* **GIVEN PASSAGE**

-=-=-=-=-

Thank you all so much. We're totally amazed that we won - all the people who've worked on the hexayurt over the years, all the people who've donated time, resources, materials, professional consultations - all of us together is how we got this done :-)

Special thanks are due to my extremely patient and utterly wonderful partner in crime, Lindsey Darby, without whom none of this would have worth while. She's been my co-designer and partner for the last year or so on this project, and hopefully we'll see more of her work out in the the open very soon!

We'll be around to answer questions for the next couple of days, and don't forget all the resources we have up on Archive.org.

jump to top Vinay Gupta says:

Thank you so much! This is an honor and totally fabulous. See ya'll on the playa.

Lindsey Darby

jump to top Lindsey says:

Congratulations Vinay & Lindsey. And many thanks for involving us at SleepBreeze Ltd in your work. This is a most worthwhile project and has taken a lot of hard work and persistence on your part to get to this point. You deserve great credit for your initiative.

I hope that this prize raises awareness of your innovation and that we see more Hexayurts springing up around the world.

All the best, Andy

jump to top Andy Buxton says:

Congratulations! Like Andy I look forward to seeing hexayurts spreading, and being adapted for use, throughout the world.

jump to top Lonny says:

Hey Andy, with a bit of luck we'll be able to really go through the infrastructure package in detail at some point. The more I work on this thing, the more I feel the infrastructure package and the appliances are the really important bits.

In the slums, all over the world, roughly a billion people live in low quality housing with rough or absent services like running water and electrical power. For those environments, if you are going to have a refrigerator, the conventional design is really expensive and very, very power hungry - we need somebody to design and market a smaller, extremely high efficiency fridge that can operate with interruptions in power flow, perhaps by storing a lot of ice in some kind of internal chamber.

In the same kind of vein, Andy's company, SleepBreeze has designed a little widget with ultra-low power consumption that solves some of the same problems that people usually solve with air conditioning, but they substitute a close understanding of how the human body works for big honking power supply.

I really wish there was a global design competition for devices with less than, say, 10 watts of power consumption, or self-powered devices. It would produce a lot of progress for not much cost.

Hi Lonny! Thank you! (Lonny's one of our hosts at Appropedia. He and the gang have been helping us get the Wiki pages on the hexayurt together, and integrating with other projects like OLPC.

jump to top Vinay Gupta says:

This is somewhat reminscient of, though simpler in design and construction than, Buckminster Fuller's Dymaxion Deployment Unit (1944) (sheet | frame). Of course this is in turn, derivative of the ancient idea of a yurt, which, like Fuller's geodesic structures, have passive cooling properties.

jump to top Richard Hudak says:

I'm embarrassed to say that I only discovered the DDU in the last couple of months. I felt a little silly at first, then realized that it simply meant I was on the right track - the one Bucky had walked 60 years before!

There's no shame in being 60 years behind a guy who was 300 years in the future. :-) I hope... hahaha.

jump to top Vinay Gupta says:

I'm confused... isn't Polyisocyanurate produced from petroleum based plastic? That is NOT cool. Let me know when they make em out of carbohydrates not hydrocarbons.

jump to top Jordan says:

Jordan,

You can make hexayurts out of a variety of materials, including hexacomb cardboard, which is quite environmentally benign. Polyisocyanurate is easy to find and very durable (if it has heavy foil facers) and can be a superior choice in locations where the energy saved by the insulation saves more environmental impact than the manufacture of the boards.

If you are interested in the details, please drop me a line.

-=-=-=-=-

* **REQUIRED ACTION A**
In the hexayurt comment thread, list each distinct name that appears in a line of the form "jump to top ... says:". List each name once.
* **REQUIRED ACTION B**
Please echo part of the hexayurt comment thread word for word, beginning at the words "jump to top Jordan" and stopping after "drop me a line.".
The data has nothing to do with the hexayurt comment thread.

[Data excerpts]
-=-=-=-=-

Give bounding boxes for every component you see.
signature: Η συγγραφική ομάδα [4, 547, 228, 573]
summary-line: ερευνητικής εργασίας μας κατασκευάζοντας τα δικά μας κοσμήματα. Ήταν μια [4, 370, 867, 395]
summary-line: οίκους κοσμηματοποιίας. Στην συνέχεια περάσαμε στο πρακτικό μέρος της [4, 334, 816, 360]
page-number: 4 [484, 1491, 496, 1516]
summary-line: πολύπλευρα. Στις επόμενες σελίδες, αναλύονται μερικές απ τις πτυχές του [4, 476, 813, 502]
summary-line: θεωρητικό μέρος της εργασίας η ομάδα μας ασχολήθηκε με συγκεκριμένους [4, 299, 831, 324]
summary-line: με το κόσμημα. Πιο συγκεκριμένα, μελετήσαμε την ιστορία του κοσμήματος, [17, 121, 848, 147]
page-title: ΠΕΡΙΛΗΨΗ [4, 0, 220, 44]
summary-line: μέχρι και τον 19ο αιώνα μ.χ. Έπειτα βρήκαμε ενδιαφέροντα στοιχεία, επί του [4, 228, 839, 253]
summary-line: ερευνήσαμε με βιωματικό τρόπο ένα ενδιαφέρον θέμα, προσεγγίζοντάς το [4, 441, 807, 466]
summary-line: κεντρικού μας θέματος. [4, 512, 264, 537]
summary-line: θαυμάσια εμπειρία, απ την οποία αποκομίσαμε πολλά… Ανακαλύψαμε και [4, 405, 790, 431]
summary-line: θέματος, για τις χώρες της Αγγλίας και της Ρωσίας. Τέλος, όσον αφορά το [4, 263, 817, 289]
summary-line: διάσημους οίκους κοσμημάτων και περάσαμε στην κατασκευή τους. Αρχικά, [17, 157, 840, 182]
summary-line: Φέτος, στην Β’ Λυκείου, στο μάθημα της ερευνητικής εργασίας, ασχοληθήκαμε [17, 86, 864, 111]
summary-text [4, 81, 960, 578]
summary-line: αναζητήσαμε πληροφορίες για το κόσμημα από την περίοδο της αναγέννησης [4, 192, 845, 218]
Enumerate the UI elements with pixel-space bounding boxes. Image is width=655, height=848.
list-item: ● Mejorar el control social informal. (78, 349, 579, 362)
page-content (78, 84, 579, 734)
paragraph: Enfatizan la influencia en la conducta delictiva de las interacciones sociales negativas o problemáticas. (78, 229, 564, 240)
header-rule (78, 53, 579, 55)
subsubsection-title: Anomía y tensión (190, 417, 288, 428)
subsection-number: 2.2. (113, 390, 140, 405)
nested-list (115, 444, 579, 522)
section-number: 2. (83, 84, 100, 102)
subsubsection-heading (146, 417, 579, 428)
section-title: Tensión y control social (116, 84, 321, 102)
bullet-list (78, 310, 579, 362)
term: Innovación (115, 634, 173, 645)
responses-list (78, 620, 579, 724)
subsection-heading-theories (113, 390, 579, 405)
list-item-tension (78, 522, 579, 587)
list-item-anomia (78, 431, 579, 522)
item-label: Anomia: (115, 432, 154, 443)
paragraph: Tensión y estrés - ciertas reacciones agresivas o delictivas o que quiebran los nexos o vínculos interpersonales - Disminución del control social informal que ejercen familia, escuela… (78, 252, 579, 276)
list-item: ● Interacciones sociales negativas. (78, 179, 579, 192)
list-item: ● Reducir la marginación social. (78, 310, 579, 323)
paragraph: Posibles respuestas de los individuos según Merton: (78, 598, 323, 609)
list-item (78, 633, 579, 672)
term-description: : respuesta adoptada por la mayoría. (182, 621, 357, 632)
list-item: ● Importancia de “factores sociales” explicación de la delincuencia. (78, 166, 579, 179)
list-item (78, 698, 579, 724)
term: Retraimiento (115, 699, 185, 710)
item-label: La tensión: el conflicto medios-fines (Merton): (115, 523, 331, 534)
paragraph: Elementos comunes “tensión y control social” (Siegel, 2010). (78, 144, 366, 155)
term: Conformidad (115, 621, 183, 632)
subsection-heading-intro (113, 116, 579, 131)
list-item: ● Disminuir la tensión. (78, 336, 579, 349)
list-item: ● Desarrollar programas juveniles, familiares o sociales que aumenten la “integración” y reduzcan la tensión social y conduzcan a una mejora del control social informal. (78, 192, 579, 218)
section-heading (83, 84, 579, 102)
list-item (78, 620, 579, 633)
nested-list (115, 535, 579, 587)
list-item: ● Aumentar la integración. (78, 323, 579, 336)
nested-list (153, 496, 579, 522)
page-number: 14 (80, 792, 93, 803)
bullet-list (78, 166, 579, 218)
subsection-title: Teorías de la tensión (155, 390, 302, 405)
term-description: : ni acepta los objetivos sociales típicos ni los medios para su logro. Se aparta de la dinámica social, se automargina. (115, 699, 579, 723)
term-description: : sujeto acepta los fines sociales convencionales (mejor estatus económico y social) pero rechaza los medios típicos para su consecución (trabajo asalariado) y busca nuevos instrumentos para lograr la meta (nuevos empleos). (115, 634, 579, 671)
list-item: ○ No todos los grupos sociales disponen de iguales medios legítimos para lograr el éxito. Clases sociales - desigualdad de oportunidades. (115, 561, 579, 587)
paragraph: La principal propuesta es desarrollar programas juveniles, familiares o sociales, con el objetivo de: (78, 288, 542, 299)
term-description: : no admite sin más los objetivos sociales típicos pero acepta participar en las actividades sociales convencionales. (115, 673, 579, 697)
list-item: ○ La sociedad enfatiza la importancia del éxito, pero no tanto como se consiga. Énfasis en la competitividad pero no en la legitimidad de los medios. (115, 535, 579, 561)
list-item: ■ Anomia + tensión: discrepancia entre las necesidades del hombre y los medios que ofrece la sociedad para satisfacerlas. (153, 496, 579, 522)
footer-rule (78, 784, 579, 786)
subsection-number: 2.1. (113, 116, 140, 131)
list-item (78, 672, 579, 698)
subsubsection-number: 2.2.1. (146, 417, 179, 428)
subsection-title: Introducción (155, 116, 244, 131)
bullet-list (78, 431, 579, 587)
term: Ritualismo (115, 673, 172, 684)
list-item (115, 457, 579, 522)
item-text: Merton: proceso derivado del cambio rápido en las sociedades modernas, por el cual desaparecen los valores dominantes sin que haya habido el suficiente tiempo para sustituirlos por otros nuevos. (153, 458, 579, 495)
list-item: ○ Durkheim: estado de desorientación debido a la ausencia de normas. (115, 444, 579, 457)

-=-=-=-=-

* **WRITTEN SOLUTION A**
Vinay Gupta
Lindsey
Andy Buxton
Lonny
Richard Hudak
Jordan

* **WRITTEN SOLUTION B**
jump to top Jordan says:

Jordan,

You can make hexayurts out of a variety of materials, including hexacomb cardboard, which is quite environmentally benign. Polyisocyanurate is easy to find and very durable (if it has heavy foil facers) and can be a superior choice in locations where the energy saved by the insulation saves more environmental impact than the manufacture of the boards.

If you are interested in the details, please drop me a line.